__Problem details__
Give the number of lines that hold the string "Configure". Nothing else is needed.

__Records for processing__
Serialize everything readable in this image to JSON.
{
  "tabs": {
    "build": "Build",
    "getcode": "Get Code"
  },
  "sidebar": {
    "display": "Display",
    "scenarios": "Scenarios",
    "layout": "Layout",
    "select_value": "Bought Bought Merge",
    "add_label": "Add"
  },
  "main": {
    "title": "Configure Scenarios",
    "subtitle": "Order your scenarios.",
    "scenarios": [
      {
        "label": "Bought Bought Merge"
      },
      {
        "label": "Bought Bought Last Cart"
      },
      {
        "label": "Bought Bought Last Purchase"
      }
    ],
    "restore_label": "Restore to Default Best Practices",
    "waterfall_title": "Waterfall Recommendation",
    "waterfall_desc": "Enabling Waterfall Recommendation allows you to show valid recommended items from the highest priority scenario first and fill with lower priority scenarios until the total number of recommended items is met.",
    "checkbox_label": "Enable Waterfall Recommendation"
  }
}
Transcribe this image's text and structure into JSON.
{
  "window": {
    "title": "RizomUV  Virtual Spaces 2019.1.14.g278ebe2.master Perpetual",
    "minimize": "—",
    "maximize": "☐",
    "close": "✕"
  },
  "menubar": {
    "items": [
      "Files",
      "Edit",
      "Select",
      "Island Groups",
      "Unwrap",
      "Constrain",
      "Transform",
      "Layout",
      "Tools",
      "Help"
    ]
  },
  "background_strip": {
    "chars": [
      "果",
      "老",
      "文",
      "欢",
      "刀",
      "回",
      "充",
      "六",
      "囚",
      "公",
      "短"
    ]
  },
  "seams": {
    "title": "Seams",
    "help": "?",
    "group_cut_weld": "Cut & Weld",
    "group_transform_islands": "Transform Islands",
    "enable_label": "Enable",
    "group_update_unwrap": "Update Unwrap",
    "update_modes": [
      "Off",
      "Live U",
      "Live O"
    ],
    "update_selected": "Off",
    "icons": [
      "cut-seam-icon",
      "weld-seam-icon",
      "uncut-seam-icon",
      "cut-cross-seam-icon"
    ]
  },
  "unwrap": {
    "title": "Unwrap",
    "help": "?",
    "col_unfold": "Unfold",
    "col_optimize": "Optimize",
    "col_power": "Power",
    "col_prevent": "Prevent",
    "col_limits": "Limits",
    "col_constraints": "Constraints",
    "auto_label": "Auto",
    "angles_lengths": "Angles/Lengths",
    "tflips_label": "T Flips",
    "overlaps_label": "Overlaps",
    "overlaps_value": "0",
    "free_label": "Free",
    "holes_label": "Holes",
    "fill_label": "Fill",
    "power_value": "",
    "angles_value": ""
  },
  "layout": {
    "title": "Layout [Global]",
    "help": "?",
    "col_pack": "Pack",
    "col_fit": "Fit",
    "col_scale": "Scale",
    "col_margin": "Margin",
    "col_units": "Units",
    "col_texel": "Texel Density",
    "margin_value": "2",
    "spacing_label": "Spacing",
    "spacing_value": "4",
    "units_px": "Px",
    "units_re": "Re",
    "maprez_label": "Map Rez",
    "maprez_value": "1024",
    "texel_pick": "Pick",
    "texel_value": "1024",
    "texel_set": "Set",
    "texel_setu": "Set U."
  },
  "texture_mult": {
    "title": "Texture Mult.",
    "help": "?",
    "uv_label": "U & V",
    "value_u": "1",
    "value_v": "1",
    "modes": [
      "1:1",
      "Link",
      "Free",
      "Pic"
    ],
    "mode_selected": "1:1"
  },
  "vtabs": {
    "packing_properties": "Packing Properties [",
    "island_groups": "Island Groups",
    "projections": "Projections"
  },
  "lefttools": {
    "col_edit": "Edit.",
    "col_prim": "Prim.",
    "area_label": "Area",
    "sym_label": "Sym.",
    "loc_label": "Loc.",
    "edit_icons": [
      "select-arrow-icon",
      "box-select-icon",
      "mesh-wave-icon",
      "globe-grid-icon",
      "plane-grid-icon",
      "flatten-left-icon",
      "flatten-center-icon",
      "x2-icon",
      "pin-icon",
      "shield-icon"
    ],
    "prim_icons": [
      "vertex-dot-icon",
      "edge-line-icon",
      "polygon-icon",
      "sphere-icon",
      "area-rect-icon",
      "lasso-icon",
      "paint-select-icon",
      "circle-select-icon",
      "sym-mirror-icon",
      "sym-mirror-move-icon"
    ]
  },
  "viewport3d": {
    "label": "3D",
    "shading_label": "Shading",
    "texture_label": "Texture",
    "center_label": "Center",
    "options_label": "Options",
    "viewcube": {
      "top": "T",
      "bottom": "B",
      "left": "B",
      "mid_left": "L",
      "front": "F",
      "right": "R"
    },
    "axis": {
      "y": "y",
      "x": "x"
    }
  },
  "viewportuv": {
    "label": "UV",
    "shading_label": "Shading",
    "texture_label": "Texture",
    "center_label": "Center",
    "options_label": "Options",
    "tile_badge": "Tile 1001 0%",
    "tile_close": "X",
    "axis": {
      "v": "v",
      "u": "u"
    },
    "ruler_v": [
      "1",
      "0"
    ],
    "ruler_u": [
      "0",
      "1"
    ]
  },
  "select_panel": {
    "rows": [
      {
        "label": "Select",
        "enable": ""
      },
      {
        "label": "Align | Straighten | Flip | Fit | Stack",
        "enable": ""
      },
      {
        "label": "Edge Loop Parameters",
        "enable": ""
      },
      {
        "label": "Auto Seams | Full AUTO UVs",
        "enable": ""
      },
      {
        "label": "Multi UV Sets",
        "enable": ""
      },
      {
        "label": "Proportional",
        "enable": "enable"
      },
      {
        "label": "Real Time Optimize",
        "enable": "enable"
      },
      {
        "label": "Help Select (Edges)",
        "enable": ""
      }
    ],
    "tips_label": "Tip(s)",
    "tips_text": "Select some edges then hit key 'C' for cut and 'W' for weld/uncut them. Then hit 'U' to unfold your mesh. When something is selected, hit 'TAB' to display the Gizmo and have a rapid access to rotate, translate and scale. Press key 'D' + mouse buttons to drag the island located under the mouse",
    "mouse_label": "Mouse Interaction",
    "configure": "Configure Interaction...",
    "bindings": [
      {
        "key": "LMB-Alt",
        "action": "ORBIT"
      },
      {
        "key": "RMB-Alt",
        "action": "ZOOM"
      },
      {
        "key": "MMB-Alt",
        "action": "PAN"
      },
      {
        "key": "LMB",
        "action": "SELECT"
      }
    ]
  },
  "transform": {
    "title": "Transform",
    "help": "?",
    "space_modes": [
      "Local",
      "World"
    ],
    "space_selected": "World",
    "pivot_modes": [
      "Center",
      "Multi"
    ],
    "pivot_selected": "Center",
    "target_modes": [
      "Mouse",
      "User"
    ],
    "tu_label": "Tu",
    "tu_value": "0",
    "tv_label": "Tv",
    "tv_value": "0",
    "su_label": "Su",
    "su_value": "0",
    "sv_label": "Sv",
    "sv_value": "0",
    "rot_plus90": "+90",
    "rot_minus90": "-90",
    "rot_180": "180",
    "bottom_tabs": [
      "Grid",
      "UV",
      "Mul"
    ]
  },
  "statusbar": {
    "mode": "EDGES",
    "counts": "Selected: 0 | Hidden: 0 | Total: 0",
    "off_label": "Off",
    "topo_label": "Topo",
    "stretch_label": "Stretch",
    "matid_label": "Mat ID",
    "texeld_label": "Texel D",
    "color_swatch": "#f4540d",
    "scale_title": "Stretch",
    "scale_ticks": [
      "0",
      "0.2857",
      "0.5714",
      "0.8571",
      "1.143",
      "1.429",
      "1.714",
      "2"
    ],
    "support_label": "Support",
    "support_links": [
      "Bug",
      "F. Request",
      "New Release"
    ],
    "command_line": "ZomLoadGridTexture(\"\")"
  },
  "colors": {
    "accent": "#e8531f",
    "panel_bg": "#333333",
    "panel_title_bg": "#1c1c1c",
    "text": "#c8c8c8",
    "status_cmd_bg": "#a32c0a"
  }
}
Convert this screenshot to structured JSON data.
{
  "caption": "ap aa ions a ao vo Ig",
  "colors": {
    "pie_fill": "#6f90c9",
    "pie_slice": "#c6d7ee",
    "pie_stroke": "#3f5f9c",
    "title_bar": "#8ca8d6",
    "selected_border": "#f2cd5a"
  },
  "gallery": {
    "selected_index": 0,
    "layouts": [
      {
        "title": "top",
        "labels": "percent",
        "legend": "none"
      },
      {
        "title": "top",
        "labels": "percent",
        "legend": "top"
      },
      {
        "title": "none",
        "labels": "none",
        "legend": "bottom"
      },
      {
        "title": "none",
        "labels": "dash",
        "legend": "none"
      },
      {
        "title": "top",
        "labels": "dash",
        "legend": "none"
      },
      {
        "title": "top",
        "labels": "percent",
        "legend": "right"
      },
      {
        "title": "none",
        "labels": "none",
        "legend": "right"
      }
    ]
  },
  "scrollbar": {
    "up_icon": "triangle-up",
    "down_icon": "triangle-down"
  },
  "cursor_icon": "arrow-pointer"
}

__Response__
2